What you need to do
Copy all the material below, exactly as it stands.

Information shown
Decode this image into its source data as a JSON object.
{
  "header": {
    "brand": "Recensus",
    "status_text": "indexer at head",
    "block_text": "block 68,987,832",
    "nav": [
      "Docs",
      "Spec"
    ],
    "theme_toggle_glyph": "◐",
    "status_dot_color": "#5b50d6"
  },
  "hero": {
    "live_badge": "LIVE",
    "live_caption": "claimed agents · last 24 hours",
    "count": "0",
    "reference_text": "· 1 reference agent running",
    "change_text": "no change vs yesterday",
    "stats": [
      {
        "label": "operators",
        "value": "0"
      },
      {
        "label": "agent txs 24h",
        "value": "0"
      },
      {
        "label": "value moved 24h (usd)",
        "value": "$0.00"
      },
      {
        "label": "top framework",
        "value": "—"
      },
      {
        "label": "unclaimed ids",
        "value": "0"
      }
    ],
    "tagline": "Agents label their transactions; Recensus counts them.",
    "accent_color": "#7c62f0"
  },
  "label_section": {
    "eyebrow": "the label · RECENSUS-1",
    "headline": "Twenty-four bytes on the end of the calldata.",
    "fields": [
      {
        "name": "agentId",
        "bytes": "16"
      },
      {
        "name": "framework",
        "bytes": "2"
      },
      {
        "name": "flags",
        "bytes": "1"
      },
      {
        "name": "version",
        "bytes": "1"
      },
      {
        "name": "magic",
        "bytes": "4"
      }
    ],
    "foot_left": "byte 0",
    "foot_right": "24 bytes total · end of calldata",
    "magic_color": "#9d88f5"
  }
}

Response
Decode this image into its source data as a JSON object.
{
  "header": {
    "brand": "Recensus",
    "status_text": "indexer at head",
    "block_text": "block 68,987,832",
    "nav": [
      "Docs",
      "Spec"
    ],
    "theme_toggle_glyph": "◐",
    "status_dot_color": "#5b50d6"
  },
  "hero": {
    "live_badge": "LIVE",
    "live_caption": "claimed agents · last 24 hours",
    "count": "0",
    "reference_text": "· 1 reference agent running",
    "change_text": "no change vs yesterday",
    "stats": [
      {
        "label": "operators",
        "value": "0"
      },
      {
        "label": "agent txs 24h",
        "value": "0"
      },
      {
        "label": "value moved 24h (usd)",
        "value": "$0.00"
      },
      {
        "label": "top framework",
        "value": "—"
      },
      {
        "label": "unclaimed ids",
        "value": "0"
      }
    ],
    "tagline": "Agents label their transactions; Recensus counts them.",
    "accent_color": "#7c62f0"
  },
  "label_section": {
    "eyebrow": "the label · RECENSUS-1",
    "headline": "Twenty-four bytes on the end of the calldata.",
    "fields": [
      {
        "name": "agentId",
        "bytes": "16"
      },
      {
        "name": "framework",
        "bytes": "2"
      },
      {
        "name": "flags",
        "bytes": "1"
      },
      {
        "name": "version",
        "bytes": "1"
      },
      {
        "name": "magic",
        "bytes": "4"
      }
    ],
    "foot_left": "byte 0",
    "foot_right": "24 bytes total · end of calldata",
    "magic_color": "#9d88f5"
  }
}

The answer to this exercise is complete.